### Exercice court
Dans le texte sur le vol d'une carte carburant, quel plafond limite les pertes supportées par le payeur avant l'information prévue à l'article L. 133-17 ?

### Extrait du document
<<<<
Vol d’une carte bleue délivrée par un opérateur non bancaire

Jacques-Eric MARTINOT
Jacques-Eric MARTINOT - Avocat

Source : Cass.Com., 1er juillet 2021, n° 19-21418 F – B

 

Une société met à disposition d’une entreprise possédant une flotte de bus une carte dite « carte carburant » permettant le paiement des pleins de carburant, péages et autres services liés à son activité. Il s’agit en réalité d’un préfinancement refacturé par la suite.

 

Des cartes seront dérobées dans plusieurs véhicules, les voleurs en faisant un usage assidu. La société bénéficiaire refusera de s’acquitter des sommes débitées et sera assignée par l’émetteur de la carte.

 

Refus de la Cour d’appel qui fait application des dispositions du Code monétaire et financier, et plus précisément l’article L133-19 qui prévoit :

 

« I.– En cas d’opération de paiement non autorisée consécutive à la perte ou au vol de l’instrument de paiement, le payeur supporte, avant l’information prévue à l’article L. 133-17, les pertes liées à l’utilisation de cet instrument, dans la limite d’un plafond de 50 €.

 

Toutefois, la responsabilité du payeur n’est pas engagée en cas :

 

– d’opération de paiement non autorisée effectuée sans utilisation des données de sécurité personnalisées ;

 

– de perte ou de vol d’un instrument de paiement ne pouvant être détecté par le payeur avant le paiement ;

 

– de perte due à des actes ou à une carence d’un salarié, d’un agent ou d’une succursale d’un prestataire de services de paiement ou d’une entité vers laquelle ses activités ont été externalisées.

 

II.  – La responsabilité du payeur n’est pas engagée si l’opération de paiement non autorisée a été effectuée en détournant, à l’insu du payeur, l’instrument de paiement ou les données qui lui sont liées.
>>>>
Enregistrements issus d'une source de données:
<<<<
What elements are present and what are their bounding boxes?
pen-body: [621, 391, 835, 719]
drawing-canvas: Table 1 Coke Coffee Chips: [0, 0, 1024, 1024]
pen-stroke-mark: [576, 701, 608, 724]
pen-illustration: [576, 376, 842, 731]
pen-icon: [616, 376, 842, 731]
>>>>
### Corrigé détaillé
Les pertes sont limitées à un plafond de 50 €.